TASKS FOR THIS EXERCISE |
a. According to the constituency page, in what year was Constituency No. 3 abolished?
b. Rewrite the part of the constituency page starting with "Current constituency" and going on through "the districts of Alatau and Auezov.", with "Independent" swapped for "non-partisan".
c. List every constituency that the constituency page says borders Constituency No. 3.

PASSAGE SHOWN |
- District: Alatau and Auezov
- City: Almaty

Current constituency
- Created: 2004 2022 (re-established)
- Seats: 1
- Party: Independent
- Deputy: Ermurat Bapi
- Elected: 2023

= Constituency No. 3 (Kazakhstan) =

The Constituency No. 3 (№3 сайлау округі; Избирательный округ №3) is a single-mandate territorial constituency in Kazakhstan, represented in the lower chamber Mäjilis of the Parliament. It is located in the city of Almaty and includes the districts of Alatau and Auezov.

The constituency was originally formed for the 2004 legislative election and existed until being abolished in 2007. However, it has been reestablished in 2022 and is currently represented by deputy Ermurat Bapi (Independent) since March 2023.

== Geography ==
The Constituency No. 3 is situated in the northwestern part of Almaty and includes the city districts of Alatau and Auezov. It shares borders with No. 12 (Almaty Region) to the northwest, along with No. 4 (Almaty) to the southeast and No. 5 (Almaty) to the southwest.

MATERIAL |
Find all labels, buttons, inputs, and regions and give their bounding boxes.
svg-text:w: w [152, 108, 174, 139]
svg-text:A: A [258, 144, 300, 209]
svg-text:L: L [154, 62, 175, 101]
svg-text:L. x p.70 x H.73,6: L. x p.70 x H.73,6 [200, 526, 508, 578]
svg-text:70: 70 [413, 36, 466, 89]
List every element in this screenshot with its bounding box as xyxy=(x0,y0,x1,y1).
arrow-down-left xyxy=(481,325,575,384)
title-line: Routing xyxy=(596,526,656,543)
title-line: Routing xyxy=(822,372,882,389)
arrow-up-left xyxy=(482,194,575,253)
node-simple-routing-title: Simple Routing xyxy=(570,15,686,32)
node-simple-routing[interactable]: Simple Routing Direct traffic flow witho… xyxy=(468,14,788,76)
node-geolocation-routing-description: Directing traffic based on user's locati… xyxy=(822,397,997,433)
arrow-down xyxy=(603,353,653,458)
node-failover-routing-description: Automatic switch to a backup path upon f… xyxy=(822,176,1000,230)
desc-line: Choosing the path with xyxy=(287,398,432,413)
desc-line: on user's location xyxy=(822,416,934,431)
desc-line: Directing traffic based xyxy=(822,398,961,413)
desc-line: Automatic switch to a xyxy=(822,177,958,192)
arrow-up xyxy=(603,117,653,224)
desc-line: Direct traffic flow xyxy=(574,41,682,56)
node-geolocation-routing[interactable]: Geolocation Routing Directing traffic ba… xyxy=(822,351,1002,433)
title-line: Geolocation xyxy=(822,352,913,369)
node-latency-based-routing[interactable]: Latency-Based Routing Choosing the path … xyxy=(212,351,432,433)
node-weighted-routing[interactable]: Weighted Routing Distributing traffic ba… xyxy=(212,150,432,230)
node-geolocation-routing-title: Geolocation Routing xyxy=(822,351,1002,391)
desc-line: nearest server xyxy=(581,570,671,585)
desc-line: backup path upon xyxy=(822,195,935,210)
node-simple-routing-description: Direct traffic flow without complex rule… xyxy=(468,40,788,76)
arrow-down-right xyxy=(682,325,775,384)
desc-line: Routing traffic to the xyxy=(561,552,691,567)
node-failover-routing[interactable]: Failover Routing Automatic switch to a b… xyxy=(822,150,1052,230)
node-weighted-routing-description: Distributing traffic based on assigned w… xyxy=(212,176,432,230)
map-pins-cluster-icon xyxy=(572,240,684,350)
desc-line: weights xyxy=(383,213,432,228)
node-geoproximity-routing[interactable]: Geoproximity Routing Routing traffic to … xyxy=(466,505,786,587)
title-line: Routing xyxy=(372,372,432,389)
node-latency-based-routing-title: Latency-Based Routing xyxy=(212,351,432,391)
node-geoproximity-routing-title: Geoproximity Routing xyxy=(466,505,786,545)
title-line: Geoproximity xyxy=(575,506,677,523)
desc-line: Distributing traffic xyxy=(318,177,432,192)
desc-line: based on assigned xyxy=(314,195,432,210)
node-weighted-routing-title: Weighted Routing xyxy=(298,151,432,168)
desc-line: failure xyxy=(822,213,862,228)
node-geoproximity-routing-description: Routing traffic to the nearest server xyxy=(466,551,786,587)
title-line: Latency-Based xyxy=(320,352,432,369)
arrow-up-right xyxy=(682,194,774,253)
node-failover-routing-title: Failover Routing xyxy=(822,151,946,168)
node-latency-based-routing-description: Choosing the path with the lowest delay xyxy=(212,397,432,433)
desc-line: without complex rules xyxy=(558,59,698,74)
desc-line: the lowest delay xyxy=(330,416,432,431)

TASK RESPONSES |
a. 2007

b.
Current constituency
- Created: 2004 2022 (re-established)
- Seats: 1
- Party: non-partisan
- Deputy: Ermurat Bapi
- Elected: 2023

= Constituency No. 3 (Kazakhstan) =

The Constituency No. 3 (№3 сайлау округі; Избирательный округ №3) is a single-mandate territorial constituency in Kazakhstan, represented in the lower chamber Mäjilis of the Parliament. It is located in the city of Almaty and includes the districts of Alatau and Auezov.

c. No. 12 (Almaty Region), No. 4 (Almaty), No. 5 (Almaty)